▸ **Set task**
Can you restate the records below word for word?

▸ **Recorded data**
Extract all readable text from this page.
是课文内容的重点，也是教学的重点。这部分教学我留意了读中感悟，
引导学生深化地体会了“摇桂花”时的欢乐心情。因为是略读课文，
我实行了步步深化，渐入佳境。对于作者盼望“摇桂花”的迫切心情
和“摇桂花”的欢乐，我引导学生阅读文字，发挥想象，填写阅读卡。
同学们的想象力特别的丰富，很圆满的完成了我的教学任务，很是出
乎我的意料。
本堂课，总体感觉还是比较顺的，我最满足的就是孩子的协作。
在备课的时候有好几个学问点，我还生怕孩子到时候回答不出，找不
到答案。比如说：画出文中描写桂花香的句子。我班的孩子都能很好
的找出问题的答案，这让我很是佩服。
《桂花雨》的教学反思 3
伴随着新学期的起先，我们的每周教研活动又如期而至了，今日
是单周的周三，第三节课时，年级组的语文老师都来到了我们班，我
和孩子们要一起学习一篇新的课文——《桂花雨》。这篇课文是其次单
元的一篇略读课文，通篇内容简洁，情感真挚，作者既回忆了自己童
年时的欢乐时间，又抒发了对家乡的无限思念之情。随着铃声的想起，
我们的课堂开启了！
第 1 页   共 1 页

▸ **Exercise response**
Extract all readable text from this page.
是课文内容的重点，也是教学的重点。这部分教学我留意了读中感悟，
引导学生深化地体会了“摇桂花”时的欢乐心情。因为是略读课文，
我实行了步步深化，渐入佳境。对于作者盼望“摇桂花”的迫切心情
和“摇桂花”的欢乐，我引导学生阅读文字，发挥想象，填写阅读卡。
同学们的想象力特别的丰富，很圆满的完成了我的教学任务，很是出
乎我的意料。
本堂课，总体感觉还是比较顺的，我最满足的就是孩子的协作。
在备课的时候有好几个学问点，我还生怕孩子到时候回答不出，找不
到答案。比如说：画出文中描写桂花香的句子。我班的孩子都能很好
的找出问题的答案，这让我很是佩服。
《桂花雨》的教学反思 3
伴随着新学期的起先，我们的每周教研活动又如期而至了，今日
是单周的周三，第三节课时，年级组的语文老师都来到了我们班，我
和孩子们要一起学习一篇新的课文——《桂花雨》。这篇课文是其次单
元的一篇略读课文，通篇内容简洁，情感真挚，作者既回忆了自己童
年时的欢乐时间，又抒发了对家乡的无限思念之情。随着铃声的想起，
我们的课堂开启了！
第 1 页   共 1 页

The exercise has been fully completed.